--- Data excerpts ---
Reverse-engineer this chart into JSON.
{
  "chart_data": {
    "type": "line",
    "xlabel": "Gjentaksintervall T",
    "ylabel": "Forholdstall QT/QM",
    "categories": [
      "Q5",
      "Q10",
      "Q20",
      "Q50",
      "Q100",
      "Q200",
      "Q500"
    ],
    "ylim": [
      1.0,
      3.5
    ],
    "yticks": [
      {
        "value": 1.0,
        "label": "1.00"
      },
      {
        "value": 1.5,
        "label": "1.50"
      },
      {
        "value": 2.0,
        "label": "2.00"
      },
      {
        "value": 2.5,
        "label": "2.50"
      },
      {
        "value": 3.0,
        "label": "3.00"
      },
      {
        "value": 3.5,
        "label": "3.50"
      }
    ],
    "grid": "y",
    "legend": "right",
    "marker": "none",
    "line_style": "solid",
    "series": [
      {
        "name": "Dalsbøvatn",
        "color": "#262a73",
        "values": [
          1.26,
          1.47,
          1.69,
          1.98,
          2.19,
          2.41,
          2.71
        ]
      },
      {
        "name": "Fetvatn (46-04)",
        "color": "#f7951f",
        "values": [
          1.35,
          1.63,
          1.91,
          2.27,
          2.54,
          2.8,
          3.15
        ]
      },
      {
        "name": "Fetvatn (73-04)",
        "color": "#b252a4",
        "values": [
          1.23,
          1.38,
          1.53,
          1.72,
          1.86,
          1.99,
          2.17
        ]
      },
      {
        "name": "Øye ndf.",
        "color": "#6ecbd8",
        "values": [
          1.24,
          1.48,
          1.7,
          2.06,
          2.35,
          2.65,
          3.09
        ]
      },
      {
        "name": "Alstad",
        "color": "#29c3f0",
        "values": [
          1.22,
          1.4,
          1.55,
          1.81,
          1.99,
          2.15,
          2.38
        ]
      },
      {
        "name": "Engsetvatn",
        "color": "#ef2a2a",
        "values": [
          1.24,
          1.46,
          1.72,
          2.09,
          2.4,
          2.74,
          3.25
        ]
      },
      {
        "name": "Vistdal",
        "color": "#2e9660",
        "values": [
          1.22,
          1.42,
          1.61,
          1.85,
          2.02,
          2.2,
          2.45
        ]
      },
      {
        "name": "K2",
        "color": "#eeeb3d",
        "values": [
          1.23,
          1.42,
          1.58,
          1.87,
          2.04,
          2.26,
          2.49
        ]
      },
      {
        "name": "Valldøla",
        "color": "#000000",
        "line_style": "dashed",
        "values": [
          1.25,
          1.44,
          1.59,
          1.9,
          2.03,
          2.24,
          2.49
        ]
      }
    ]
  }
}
---
Request: Make an exact copy of all the data.

Written response:
Reverse-engineer this chart into JSON.
{
  "chart_data": {
    "type": "line",
    "xlabel": "Gjentaksintervall T",
    "ylabel": "Forholdstall QT/QM",
    "categories": [
      "Q5",
      "Q10",
      "Q20",
      "Q50",
      "Q100",
      "Q200",
      "Q500"
    ],
    "ylim": [
      1.0,
      3.5
    ],
    "yticks": [
      {
        "value": 1.0,
        "label": "1.00"
      },
      {
        "value": 1.5,
        "label": "1.50"
      },
      {
        "value": 2.0,
        "label": "2.00"
      },
      {
        "value": 2.5,
        "label": "2.50"
      },
      {
        "value": 3.0,
        "label": "3.00"
      },
      {
        "value": 3.5,
        "label": "3.50"
      }
    ],
    "grid": "y",
    "legend": "right",
    "marker": "none",
    "line_style": "solid",
    "series": [
      {
        "name": "Dalsbøvatn",
        "color": "#262a73",
        "values": [
          1.26,
          1.47,
          1.69,
          1.98,
          2.19,
          2.41,
          2.71
        ]
      },
      {
        "name": "Fetvatn (46-04)",
        "color": "#f7951f",
        "values": [
          1.35,
          1.63,
          1.91,
          2.27,
          2.54,
          2.8,
          3.15
        ]
      },
      {
        "name": "Fetvatn (73-04)",
        "color": "#b252a4",
        "values": [
          1.23,
          1.38,
          1.53,
          1.72,
          1.86,
          1.99,
          2.17
        ]
      },
      {
        "name": "Øye ndf.",
        "color": "#6ecbd8",
        "values": [
          1.24,
          1.48,
          1.7,
          2.06,
          2.35,
          2.65,
          3.09
        ]
      },
      {
        "name": "Alstad",
        "color": "#29c3f0",
        "values": [
          1.22,
          1.4,
          1.55,
          1.81,
          1.99,
          2.15,
          2.38
        ]
      },
      {
        "name": "Engsetvatn",
        "color": "#ef2a2a",
        "values": [
          1.24,
          1.46,
          1.72,
          2.09,
          2.4,
          2.74,
          3.25
        ]
      },
      {
        "name": "Vistdal",
        "color": "#2e9660",
        "values": [
          1.22,
          1.42,
          1.61,
          1.85,
          2.02,
          2.2,
          2.45
        ]
      },
      {
        "name": "K2",
        "color": "#eeeb3d",
        "values": [
          1.23,
          1.42,
          1.58,
          1.87,
          2.04,
          2.26,
          2.49
        ]
      },
      {
        "name": "Valldøla",
        "color": "#000000",
        "line_style": "dashed",
        "values": [
          1.25,
          1.44,
          1.59,
          1.9,
          2.03,
          2.24,
          2.49
        ]
      }
    ]
  }
}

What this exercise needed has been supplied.